* [Required work]
Scan the data beneath this task and copy each line that includes "sagen".

:: Entries shown

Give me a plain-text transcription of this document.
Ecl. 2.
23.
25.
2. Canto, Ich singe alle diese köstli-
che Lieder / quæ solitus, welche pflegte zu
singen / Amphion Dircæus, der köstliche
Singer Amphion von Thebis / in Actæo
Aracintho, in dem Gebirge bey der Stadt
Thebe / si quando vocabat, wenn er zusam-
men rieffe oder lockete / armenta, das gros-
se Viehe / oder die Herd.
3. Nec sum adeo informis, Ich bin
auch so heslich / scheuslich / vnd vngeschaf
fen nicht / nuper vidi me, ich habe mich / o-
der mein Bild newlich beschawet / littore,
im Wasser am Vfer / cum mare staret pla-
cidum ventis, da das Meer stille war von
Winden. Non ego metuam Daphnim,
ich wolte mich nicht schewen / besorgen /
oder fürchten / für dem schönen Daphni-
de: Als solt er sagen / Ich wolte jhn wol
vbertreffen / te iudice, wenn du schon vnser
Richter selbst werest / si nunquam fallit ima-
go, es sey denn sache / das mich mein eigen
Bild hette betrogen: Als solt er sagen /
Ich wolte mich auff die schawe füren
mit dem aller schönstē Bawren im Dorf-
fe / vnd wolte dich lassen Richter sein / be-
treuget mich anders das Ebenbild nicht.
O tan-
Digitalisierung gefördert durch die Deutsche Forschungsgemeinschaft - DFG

::::

* [Final result]
de: Als solt er sagen / Ich wolte jhn wol
Bild hette betrogen: Als solt er sagen /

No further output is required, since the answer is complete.